Retype the listing that follows, word for word.

BEGIN EXTRACTED RECORDS

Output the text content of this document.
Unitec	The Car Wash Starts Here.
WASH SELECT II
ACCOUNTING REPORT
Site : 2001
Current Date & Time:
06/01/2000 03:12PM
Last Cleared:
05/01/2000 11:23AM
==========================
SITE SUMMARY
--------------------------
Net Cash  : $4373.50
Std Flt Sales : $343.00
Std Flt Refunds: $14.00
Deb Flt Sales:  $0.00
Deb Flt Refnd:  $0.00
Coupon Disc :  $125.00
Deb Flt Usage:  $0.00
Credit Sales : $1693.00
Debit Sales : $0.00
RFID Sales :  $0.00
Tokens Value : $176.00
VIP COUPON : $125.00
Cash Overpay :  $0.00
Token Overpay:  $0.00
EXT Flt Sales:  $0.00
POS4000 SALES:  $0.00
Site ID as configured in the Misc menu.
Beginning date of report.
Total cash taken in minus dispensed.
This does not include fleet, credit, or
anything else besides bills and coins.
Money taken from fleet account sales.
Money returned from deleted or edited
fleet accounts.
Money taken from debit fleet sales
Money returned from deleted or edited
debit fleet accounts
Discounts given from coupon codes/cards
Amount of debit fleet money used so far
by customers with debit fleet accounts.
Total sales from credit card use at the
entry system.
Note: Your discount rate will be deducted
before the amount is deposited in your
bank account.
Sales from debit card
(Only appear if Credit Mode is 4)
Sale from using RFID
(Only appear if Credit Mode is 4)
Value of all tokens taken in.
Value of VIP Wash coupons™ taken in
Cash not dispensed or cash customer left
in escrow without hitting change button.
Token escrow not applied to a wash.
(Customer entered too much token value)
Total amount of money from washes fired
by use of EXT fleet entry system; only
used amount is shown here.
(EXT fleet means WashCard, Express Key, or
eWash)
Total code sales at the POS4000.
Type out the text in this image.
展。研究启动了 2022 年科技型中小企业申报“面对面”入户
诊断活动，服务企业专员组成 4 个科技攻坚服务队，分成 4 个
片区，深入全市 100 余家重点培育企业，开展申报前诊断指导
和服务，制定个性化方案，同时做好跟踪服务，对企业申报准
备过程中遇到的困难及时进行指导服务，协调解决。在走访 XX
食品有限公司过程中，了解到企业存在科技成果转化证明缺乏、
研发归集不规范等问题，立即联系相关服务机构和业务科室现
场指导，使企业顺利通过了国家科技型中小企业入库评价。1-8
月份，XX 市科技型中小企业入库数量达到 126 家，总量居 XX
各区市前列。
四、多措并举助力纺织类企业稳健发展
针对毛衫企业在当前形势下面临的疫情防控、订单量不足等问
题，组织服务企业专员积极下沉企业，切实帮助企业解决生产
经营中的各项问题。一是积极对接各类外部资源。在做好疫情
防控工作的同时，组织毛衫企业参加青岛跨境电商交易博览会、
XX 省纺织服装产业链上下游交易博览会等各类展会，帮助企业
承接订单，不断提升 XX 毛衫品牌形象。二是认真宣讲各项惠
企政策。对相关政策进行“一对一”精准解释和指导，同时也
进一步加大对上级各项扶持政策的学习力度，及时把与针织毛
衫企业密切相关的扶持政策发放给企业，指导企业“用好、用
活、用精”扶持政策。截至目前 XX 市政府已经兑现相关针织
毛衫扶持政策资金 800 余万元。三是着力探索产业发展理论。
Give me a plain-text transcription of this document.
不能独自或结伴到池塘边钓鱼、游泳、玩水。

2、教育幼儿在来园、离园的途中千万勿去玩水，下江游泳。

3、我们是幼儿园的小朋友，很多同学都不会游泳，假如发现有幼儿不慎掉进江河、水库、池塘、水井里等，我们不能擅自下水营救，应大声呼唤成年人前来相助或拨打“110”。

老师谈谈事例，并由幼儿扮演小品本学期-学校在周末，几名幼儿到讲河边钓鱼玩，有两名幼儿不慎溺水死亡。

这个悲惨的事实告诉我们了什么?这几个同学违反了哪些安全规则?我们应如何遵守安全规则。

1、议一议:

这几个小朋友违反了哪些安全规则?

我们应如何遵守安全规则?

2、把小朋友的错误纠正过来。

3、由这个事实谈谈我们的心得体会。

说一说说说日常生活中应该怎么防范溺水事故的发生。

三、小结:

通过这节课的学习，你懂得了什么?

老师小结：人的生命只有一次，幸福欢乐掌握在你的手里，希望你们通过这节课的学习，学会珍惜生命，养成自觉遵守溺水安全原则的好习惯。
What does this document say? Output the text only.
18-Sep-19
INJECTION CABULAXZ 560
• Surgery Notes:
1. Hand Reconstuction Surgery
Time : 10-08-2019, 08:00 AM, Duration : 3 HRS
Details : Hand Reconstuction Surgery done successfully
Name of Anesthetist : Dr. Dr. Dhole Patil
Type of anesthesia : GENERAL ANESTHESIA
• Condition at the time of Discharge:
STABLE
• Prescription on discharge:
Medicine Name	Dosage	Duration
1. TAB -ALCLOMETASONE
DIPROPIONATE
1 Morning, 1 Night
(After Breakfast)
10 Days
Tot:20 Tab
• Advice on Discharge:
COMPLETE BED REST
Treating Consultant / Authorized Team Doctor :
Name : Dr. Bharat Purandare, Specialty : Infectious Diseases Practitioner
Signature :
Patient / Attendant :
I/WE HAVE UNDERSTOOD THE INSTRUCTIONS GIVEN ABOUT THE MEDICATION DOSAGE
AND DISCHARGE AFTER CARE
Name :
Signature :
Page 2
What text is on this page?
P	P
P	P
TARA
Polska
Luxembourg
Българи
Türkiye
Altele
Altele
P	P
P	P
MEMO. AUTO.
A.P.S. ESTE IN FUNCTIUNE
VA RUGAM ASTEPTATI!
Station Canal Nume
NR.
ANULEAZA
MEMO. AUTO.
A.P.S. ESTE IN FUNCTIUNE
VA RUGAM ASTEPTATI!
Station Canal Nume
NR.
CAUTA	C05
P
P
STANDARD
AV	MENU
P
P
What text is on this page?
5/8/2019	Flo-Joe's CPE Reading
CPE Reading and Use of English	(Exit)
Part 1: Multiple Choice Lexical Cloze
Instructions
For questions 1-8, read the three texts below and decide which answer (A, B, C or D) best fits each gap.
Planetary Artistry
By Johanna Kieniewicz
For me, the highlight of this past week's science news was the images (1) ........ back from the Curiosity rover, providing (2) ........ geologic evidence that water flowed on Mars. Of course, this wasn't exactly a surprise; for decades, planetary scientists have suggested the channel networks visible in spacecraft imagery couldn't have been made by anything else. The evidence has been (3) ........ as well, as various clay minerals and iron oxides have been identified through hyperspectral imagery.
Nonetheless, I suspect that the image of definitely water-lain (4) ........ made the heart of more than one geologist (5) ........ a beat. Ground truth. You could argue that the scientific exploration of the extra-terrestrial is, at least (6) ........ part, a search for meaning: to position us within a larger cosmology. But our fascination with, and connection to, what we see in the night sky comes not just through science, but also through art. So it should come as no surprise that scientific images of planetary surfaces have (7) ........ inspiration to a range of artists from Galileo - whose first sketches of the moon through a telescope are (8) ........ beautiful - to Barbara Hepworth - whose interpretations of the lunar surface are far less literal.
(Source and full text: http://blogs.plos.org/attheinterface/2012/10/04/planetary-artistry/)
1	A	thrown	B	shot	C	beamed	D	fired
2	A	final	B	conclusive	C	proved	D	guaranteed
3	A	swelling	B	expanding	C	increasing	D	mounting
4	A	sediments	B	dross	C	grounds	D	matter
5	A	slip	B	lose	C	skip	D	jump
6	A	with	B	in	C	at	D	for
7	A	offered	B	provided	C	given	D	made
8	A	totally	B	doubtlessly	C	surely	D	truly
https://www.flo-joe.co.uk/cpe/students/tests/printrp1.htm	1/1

END EXTRACTED RECORDS

- THE COMPLETED TASK:
Output the text content of this document.
Unitec	The Car Wash Starts Here.
WASH SELECT II
ACCOUNTING REPORT
Site : 2001
Current Date & Time:
06/01/2000 03:12PM
Last Cleared:
05/01/2000 11:23AM
==========================
SITE SUMMARY
--------------------------
Net Cash  : $4373.50
Std Flt Sales : $343.00
Std Flt Refunds: $14.00
Deb Flt Sales:  $0.00
Deb Flt Refnd:  $0.00
Coupon Disc :  $125.00
Deb Flt Usage:  $0.00
Credit Sales : $1693.00
Debit Sales : $0.00
RFID Sales :  $0.00
Tokens Value : $176.00
VIP COUPON : $125.00
Cash Overpay :  $0.00
Token Overpay:  $0.00
EXT Flt Sales:  $0.00
POS4000 SALES:  $0.00
Site ID as configured in the Misc menu.
Beginning date of report.
Total cash taken in minus dispensed.
This does not include fleet, credit, or
anything else besides bills and coins.
Money taken from fleet account sales.
Money returned from deleted or edited
fleet accounts.
Money taken from debit fleet sales
Money returned from deleted or edited
debit fleet accounts
Discounts given from coupon codes/cards
Amount of debit fleet money used so far
by customers with debit fleet accounts.
Total sales from credit card use at the
entry system.
Note: Your discount rate will be deducted
before the amount is deposited in your
bank account.
Sales from debit card
(Only appear if Credit Mode is 4)
Sale from using RFID
(Only appear if Credit Mode is 4)
Value of all tokens taken in.
Value of VIP Wash coupons™ taken in
Cash not dispensed or cash customer left
in escrow without hitting change button.
Token escrow not applied to a wash.
(Customer entered too much token value)
Total amount of money from washes fired
by use of EXT fleet entry system; only
used amount is shown here.
(EXT fleet means WashCard, Express Key, or
eWash)
Total code sales at the POS4000.
Type out the text in this image.
展。研究启动了 2022 年科技型中小企业申报“面对面”入户
诊断活动，服务企业专员组成 4 个科技攻坚服务队，分成 4 个
片区，深入全市 100 余家重点培育企业，开展申报前诊断指导
和服务，制定个性化方案，同时做好跟踪服务，对企业申报准
备过程中遇到的困难及时进行指导服务，协调解决。在走访 XX
食品有限公司过程中，了解到企业存在科技成果转化证明缺乏、
研发归集不规范等问题，立即联系相关服务机构和业务科室现
场指导，使企业顺利通过了国家科技型中小企业入库评价。1-8
月份，XX 市科技型中小企业入库数量达到 126 家，总量居 XX
各区市前列。
四、多措并举助力纺织类企业稳健发展
针对毛衫企业在当前形势下面临的疫情防控、订单量不足等问
题，组织服务企业专员积极下沉企业，切实帮助企业解决生产
经营中的各项问题。一是积极对接各类外部资源。在做好疫情
防控工作的同时，组织毛衫企业参加青岛跨境电商交易博览会、
XX 省纺织服装产业链上下游交易博览会等各类展会，帮助企业
承接订单，不断提升 XX 毛衫品牌形象。二是认真宣讲各项惠
企政策。对相关政策进行“一对一”精准解释和指导，同时也
进一步加大对上级各项扶持政策的学习力度，及时把与针织毛
衫企业密切相关的扶持政策发放给企业，指导企业“用好、用
活、用精”扶持政策。截至目前 XX 市政府已经兑现相关针织
毛衫扶持政策资金 800 余万元。三是着力探索产业发展理论。
Give me a plain-text transcription of this document.
不能独自或结伴到池塘边钓鱼、游泳、玩水。

2、教育幼儿在来园、离园的途中千万勿去玩水，下江游泳。

3、我们是幼儿园的小朋友，很多同学都不会游泳，假如发现有幼儿不慎掉进江河、水库、池塘、水井里等，我们不能擅自下水营救，应大声呼唤成年人前来相助或拨打“110”。

老师谈谈事例，并由幼儿扮演小品本学期-学校在周末，几名幼儿到讲河边钓鱼玩，有两名幼儿不慎溺水死亡。

这个悲惨的事实告诉我们了什么?这几个同学违反了哪些安全规则?我们应如何遵守安全规则。

1、议一议:

这几个小朋友违反了哪些安全规则?

我们应如何遵守安全规则?

2、把小朋友的错误纠正过来。

3、由这个事实谈谈我们的心得体会。

说一说说说日常生活中应该怎么防范溺水事故的发生。

三、小结:

通过这节课的学习，你懂得了什么?

老师小结：人的生命只有一次，幸福欢乐掌握在你的手里，希望你们通过这节课的学习，学会珍惜生命，养成自觉遵守溺水安全原则的好习惯。
What does this document say? Output the text only.
18-Sep-19
INJECTION CABULAXZ 560
• Surgery Notes:
1. Hand Reconstuction Surgery
Time : 10-08-2019, 08:00 AM, Duration : 3 HRS
Details : Hand Reconstuction Surgery done successfully
Name of Anesthetist : Dr. Dr. Dhole Patil
Type of anesthesia : GENERAL ANESTHESIA
• Condition at the time of Discharge:
STABLE
• Prescription on discharge:
Medicine Name	Dosage	Duration
1. TAB -ALCLOMETASONE
DIPROPIONATE
1 Morning, 1 Night
(After Breakfast)
10 Days
Tot:20 Tab
• Advice on Discharge:
COMPLETE BED REST
Treating Consultant / Authorized Team Doctor :
Name : Dr. Bharat Purandare, Specialty : Infectious Diseases Practitioner
Signature :
Patient / Attendant :
I/WE HAVE UNDERSTOOD THE INSTRUCTIONS GIVEN ABOUT THE MEDICATION DOSAGE
AND DISCHARGE AFTER CARE
Name :
Signature :
Page 2
What text is on this page?
P	P
P	P
TARA
Polska
Luxembourg
Българи
Türkiye
Altele
Altele
P	P
P	P
MEMO. AUTO.
A.P.S. ESTE IN FUNCTIUNE
VA RUGAM ASTEPTATI!
Station Canal Nume
NR.
ANULEAZA
MEMO. AUTO.
A.P.S. ESTE IN FUNCTIUNE
VA RUGAM ASTEPTATI!
Station Canal Nume
NR.
CAUTA	C05
P
P
STANDARD
AV	MENU
P
P
What text is on this page?
5/8/2019	Flo-Joe's CPE Reading
CPE Reading and Use of English	(Exit)
Part 1: Multiple Choice Lexical Cloze
Instructions
For questions 1-8, read the three texts below and decide which answer (A, B, C or D) best fits each gap.
Planetary Artistry
By Johanna Kieniewicz
For me, the highlight of this past week's science news was the images (1) ........ back from the Curiosity rover, providing (2) ........ geologic evidence that water flowed on Mars. Of course, this wasn't exactly a surprise; for decades, planetary scientists have suggested the channel networks visible in spacecraft imagery couldn't have been made by anything else. The evidence has been (3) ........ as well, as various clay minerals and iron oxides have been identified through hyperspectral imagery.
Nonetheless, I suspect that the image of definitely water-lain (4) ........ made the heart of more than one geologist (5) ........ a beat. Ground truth. You could argue that the scientific exploration of the extra-terrestrial is, at least (6) ........ part, a search for meaning: to position us within a larger cosmology. But our fascination with, and connection to, what we see in the night sky comes not just through science, but also through art. So it should come as no surprise that scientific images of planetary surfaces have (7) ........ inspiration to a range of artists from Galileo - whose first sketches of the moon through a telescope are (8) ........ beautiful - to Barbara Hepworth - whose interpretations of the lunar surface are far less literal.
(Source and full text: http://blogs.plos.org/attheinterface/2012/10/04/planetary-artistry/)
1	A	thrown	B	shot	C	beamed	D	fired
2	A	final	B	conclusive	C	proved	D	guaranteed
3	A	swelling	B	expanding	C	increasing	D	mounting
4	A	sediments	B	dross	C	grounds	D	matter
5	A	slip	B	lose	C	skip	D	jump
6	A	with	B	in	C	at	D	for
7	A	offered	B	provided	C	given	D	made
8	A	totally	B	doubtlessly	C	surely	D	truly
https://www.flo-joe.co.uk/cpe/students/tests/printrp1.htm	1/1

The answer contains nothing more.